## Requirement:
Search the material for "праця" and show all lines that contain it.

## Data lines:

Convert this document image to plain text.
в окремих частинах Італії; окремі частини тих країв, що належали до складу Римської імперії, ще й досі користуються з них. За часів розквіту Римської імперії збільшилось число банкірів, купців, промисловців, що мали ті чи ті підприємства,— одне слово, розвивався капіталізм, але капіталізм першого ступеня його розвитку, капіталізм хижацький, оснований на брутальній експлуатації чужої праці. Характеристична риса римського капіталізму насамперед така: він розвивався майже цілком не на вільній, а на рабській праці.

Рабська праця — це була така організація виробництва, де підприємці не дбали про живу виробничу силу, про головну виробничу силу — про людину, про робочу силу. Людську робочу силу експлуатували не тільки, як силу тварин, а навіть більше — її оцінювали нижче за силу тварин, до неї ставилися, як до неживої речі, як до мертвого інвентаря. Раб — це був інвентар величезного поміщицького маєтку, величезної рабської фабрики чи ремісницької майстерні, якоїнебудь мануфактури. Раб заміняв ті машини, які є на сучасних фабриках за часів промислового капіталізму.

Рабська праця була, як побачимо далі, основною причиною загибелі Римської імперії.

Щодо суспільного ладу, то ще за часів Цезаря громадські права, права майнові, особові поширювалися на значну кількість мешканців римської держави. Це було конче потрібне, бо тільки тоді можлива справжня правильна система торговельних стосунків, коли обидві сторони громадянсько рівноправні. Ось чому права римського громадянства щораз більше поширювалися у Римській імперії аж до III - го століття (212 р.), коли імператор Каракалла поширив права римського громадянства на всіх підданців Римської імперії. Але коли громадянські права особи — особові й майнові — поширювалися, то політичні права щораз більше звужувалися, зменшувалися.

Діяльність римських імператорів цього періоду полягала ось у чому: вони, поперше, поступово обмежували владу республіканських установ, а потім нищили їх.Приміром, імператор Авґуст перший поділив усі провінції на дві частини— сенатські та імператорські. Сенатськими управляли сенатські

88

## Expected output:
Рабська праця — це була така організація виробництва, де підприємці не дбали про живу виробничу силу, про головну виробничу силу — про людину, про робочу силу. Людську робочу силу експлуатували не тільки, як силу тварин, а навіть більше — її оцінювали нижче за силу тварин, до неї ставилися, як до неживої речі, як до мертвого інвентаря. Раб — це був інвентар величезного поміщицького маєтку, величезної рабської фабрики чи ремісницької майстерні, якоїнебудь мануфактури. Раб заміняв ті машини, які є на сучасних фабриках за часів промислового капіталізму.
Рабська праця була, як побачимо далі, основною причиною загибелі Римської імперії.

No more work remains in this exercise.